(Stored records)
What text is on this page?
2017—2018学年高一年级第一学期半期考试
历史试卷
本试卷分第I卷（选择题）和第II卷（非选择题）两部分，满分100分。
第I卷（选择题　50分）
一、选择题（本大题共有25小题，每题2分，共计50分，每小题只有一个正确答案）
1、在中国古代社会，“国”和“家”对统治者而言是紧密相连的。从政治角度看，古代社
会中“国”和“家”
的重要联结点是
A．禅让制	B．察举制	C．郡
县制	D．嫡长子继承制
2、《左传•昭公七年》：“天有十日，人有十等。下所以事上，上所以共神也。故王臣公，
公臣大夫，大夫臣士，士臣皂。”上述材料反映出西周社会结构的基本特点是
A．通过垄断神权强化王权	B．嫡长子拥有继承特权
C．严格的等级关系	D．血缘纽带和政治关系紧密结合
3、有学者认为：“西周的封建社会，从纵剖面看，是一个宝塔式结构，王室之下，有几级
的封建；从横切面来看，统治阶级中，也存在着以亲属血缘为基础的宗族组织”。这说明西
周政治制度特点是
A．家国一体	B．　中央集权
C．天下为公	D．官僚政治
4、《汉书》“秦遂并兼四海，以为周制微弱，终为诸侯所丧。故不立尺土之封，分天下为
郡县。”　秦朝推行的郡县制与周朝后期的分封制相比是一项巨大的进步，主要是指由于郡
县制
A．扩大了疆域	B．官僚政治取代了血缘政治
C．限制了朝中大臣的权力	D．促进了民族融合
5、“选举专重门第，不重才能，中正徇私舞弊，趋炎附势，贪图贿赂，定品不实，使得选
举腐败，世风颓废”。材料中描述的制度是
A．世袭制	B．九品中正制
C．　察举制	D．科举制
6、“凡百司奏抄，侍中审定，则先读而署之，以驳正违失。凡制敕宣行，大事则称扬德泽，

Exercise directions -> Copy all the entries verbatim.

Solution ->
What text is on this page?
2017—2018学年高一年级第一学期半期考试
历史试卷
本试卷分第I卷（选择题）和第II卷（非选择题）两部分，满分100分。
第I卷（选择题　50分）
一、选择题（本大题共有25小题，每题2分，共计50分，每小题只有一个正确答案）
1、在中国古代社会，“国”和“家”对统治者而言是紧密相连的。从政治角度看，古代社
会中“国”和“家”
的重要联结点是
A．禅让制	B．察举制	C．郡
县制	D．嫡长子继承制
2、《左传•昭公七年》：“天有十日，人有十等。下所以事上，上所以共神也。故王臣公，
公臣大夫，大夫臣士，士臣皂。”上述材料反映出西周社会结构的基本特点是
A．通过垄断神权强化王权	B．嫡长子拥有继承特权
C．严格的等级关系	D．血缘纽带和政治关系紧密结合
3、有学者认为：“西周的封建社会，从纵剖面看，是一个宝塔式结构，王室之下，有几级
的封建；从横切面来看，统治阶级中，也存在着以亲属血缘为基础的宗族组织”。这说明西
周政治制度特点是
A．家国一体	B．　中央集权
C．天下为公	D．官僚政治
4、《汉书》“秦遂并兼四海，以为周制微弱，终为诸侯所丧。故不立尺土之封，分天下为
郡县。”　秦朝推行的郡县制与周朝后期的分封制相比是一项巨大的进步，主要是指由于郡
县制
A．扩大了疆域	B．官僚政治取代了血缘政治
C．限制了朝中大臣的权力	D．促进了民族融合
5、“选举专重门第，不重才能，中正徇私舞弊，趋炎附势，贪图贿赂，定品不实，使得选
举腐败，世风颓废”。材料中描述的制度是
A．世袭制	B．九品中正制
C．　察举制	D．科举制
6、“凡百司奏抄，侍中审定，则先读而署之，以驳正违失。凡制敕宣行，大事则称扬德泽，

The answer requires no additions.